**Records for the task**

□ □ □ □ □

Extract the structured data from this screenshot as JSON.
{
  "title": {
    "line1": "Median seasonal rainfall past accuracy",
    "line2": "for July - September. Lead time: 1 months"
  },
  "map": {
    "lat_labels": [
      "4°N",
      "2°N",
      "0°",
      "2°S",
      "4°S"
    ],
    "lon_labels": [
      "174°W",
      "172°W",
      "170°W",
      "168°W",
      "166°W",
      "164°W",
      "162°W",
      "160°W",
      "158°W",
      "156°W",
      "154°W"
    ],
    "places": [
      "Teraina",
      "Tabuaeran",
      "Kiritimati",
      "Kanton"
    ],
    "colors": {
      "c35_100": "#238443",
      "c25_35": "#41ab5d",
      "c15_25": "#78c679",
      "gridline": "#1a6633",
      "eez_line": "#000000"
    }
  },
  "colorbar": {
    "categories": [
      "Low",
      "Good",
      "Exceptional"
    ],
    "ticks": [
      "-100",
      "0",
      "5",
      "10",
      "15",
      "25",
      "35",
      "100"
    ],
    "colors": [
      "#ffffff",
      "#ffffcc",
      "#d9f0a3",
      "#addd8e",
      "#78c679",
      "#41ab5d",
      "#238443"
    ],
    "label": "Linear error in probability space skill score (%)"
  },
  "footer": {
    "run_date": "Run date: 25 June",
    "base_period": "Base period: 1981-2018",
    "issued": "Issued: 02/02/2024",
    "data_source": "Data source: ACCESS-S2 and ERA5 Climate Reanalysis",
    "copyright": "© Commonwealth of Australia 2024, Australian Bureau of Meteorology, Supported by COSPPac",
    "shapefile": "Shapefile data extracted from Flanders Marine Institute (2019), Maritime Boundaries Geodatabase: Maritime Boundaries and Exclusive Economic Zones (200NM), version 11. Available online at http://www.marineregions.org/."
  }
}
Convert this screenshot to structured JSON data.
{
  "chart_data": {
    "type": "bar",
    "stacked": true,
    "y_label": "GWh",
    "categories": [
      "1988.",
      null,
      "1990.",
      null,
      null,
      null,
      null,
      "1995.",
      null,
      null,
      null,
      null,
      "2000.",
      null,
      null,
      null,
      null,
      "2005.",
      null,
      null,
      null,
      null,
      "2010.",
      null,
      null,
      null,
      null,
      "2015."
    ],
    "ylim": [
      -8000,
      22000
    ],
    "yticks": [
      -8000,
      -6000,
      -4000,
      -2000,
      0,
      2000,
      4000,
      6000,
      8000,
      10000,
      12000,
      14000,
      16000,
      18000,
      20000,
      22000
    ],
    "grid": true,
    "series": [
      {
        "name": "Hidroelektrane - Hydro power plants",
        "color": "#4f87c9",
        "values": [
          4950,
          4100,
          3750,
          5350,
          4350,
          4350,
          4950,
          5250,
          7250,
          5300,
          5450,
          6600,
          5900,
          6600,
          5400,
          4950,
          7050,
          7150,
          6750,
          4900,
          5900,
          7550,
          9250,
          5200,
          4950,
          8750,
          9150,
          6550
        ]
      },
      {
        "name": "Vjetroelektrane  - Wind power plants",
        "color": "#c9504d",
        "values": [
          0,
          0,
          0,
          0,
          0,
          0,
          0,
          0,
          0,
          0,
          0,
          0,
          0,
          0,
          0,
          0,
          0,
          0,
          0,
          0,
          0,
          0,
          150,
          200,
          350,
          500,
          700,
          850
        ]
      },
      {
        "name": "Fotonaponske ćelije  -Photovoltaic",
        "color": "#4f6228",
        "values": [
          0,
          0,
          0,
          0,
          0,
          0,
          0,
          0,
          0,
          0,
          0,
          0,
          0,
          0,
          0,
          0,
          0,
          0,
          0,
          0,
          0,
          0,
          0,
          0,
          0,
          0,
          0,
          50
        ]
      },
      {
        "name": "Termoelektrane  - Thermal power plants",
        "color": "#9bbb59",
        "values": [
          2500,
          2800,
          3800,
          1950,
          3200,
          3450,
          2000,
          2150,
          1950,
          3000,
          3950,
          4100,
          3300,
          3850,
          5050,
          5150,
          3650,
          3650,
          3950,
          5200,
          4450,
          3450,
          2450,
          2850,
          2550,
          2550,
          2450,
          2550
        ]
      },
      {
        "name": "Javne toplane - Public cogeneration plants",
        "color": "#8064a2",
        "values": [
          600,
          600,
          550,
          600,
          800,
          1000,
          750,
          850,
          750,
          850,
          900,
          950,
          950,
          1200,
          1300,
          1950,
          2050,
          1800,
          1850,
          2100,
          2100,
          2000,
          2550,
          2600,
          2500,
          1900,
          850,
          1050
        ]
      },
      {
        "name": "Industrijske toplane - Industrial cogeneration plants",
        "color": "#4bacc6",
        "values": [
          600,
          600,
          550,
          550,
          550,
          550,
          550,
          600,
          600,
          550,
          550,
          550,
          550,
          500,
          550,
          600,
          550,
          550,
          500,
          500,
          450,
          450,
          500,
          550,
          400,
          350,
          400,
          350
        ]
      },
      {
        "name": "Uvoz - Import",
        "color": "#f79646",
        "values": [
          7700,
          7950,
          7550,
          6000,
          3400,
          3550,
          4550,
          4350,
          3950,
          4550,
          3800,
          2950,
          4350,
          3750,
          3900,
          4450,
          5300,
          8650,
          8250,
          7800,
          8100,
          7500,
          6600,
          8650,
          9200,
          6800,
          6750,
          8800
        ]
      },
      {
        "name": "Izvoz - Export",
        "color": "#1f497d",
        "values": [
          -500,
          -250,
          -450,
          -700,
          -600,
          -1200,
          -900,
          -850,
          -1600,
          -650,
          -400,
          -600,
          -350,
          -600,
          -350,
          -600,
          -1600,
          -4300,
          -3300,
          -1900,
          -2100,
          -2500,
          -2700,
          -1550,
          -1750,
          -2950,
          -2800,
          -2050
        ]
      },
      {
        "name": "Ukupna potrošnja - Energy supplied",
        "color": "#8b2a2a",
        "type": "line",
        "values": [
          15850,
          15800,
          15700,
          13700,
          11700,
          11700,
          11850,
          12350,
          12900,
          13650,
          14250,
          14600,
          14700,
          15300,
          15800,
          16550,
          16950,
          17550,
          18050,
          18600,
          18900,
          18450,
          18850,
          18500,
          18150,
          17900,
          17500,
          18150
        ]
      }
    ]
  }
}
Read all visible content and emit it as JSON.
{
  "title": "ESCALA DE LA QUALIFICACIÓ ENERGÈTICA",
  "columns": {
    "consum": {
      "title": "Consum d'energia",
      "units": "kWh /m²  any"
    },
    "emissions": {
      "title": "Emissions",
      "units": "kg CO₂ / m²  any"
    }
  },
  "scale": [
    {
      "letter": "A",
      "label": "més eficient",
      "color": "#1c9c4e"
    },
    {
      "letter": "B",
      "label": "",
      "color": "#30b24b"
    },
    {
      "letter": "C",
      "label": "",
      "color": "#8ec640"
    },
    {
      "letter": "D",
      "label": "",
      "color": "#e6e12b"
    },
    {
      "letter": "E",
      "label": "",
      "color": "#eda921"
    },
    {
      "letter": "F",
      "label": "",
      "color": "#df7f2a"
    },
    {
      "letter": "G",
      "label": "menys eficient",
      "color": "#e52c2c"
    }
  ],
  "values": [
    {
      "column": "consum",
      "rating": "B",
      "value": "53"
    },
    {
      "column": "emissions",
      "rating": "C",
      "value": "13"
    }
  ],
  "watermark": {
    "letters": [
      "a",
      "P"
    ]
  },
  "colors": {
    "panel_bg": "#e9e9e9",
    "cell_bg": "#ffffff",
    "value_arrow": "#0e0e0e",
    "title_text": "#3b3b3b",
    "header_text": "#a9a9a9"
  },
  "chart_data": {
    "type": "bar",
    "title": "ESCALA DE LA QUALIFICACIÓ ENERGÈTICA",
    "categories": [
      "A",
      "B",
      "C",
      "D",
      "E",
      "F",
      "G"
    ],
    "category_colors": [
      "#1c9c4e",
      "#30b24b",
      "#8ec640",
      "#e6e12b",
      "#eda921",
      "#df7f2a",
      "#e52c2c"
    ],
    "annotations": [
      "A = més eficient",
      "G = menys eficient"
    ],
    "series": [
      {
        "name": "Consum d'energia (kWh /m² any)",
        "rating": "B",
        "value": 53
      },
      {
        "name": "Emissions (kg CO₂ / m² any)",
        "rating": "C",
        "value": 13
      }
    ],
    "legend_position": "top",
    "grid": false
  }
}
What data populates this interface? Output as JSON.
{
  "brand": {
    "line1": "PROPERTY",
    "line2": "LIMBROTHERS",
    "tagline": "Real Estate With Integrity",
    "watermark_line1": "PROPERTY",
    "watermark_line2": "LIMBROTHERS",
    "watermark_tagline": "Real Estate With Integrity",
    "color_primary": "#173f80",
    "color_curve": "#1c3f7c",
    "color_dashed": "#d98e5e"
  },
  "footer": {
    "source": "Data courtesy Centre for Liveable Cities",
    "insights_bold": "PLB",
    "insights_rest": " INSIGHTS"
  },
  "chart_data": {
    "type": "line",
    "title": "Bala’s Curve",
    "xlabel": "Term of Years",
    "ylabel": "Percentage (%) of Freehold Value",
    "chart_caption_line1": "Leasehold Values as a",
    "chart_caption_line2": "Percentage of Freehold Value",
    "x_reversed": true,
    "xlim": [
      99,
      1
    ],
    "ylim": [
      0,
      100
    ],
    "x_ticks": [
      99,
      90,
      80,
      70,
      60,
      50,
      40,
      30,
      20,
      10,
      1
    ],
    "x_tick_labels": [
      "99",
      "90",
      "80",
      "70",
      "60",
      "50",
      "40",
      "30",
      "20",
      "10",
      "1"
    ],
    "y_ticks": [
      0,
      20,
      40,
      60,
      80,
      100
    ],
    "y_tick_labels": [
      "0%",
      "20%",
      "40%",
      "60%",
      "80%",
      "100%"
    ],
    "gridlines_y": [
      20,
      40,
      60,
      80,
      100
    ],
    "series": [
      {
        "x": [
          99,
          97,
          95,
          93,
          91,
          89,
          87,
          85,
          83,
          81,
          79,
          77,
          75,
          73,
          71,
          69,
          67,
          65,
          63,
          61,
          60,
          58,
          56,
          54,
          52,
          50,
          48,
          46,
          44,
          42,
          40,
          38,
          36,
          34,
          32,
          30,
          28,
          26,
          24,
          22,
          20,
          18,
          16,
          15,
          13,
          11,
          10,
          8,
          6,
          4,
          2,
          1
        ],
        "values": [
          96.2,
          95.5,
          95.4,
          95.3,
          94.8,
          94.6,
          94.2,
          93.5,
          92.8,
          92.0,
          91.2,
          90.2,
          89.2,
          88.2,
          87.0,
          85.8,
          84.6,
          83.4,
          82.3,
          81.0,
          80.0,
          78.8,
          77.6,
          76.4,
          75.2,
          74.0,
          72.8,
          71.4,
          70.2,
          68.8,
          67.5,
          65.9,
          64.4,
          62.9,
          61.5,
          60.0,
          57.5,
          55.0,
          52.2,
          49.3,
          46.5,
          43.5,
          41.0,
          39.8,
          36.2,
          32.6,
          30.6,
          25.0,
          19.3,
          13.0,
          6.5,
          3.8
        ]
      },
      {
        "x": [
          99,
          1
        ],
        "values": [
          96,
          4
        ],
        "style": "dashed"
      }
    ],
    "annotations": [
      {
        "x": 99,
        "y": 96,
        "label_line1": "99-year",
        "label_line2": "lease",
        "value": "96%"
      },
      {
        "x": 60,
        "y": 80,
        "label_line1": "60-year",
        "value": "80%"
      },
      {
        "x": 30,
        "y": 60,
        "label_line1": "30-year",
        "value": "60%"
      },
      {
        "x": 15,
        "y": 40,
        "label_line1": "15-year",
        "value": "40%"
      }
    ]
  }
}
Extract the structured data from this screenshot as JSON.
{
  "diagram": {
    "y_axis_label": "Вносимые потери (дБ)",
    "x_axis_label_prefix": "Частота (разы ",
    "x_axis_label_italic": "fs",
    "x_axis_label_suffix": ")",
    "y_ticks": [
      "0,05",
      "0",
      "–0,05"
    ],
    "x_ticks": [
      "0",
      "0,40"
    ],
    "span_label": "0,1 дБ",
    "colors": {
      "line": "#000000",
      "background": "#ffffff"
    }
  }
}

□ □ □ □ □

Count how many lines above carry the word "Freehold". Only the number is required.

**Output below**
2